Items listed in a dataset
* * * * * * *
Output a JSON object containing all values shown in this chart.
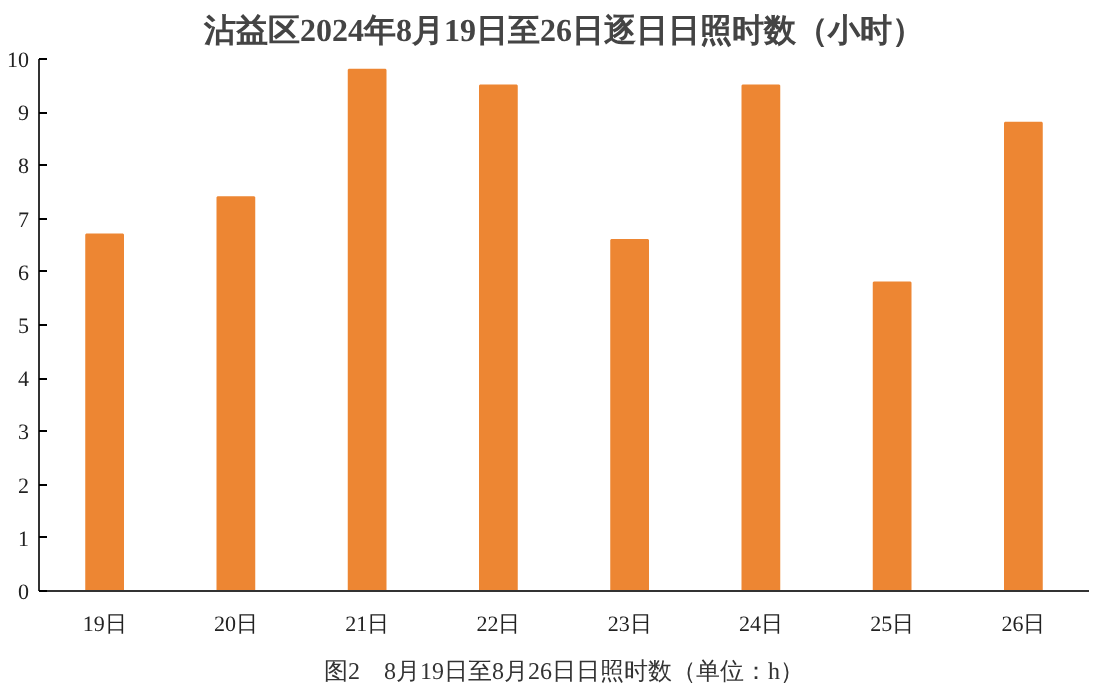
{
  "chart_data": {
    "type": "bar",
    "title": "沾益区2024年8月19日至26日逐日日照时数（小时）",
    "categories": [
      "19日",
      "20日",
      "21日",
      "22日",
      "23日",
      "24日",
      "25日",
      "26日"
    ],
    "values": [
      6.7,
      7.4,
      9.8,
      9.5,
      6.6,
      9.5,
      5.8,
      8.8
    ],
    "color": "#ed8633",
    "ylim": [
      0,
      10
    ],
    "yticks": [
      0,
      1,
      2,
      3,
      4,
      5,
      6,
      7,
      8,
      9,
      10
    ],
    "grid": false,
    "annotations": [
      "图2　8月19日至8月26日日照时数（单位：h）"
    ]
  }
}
* * * * * * *
## Short exercise
Find every line that holds "values" and copy it.

## Finished exercise
Output a JSON object containing all values shown in this chart.
    "values": [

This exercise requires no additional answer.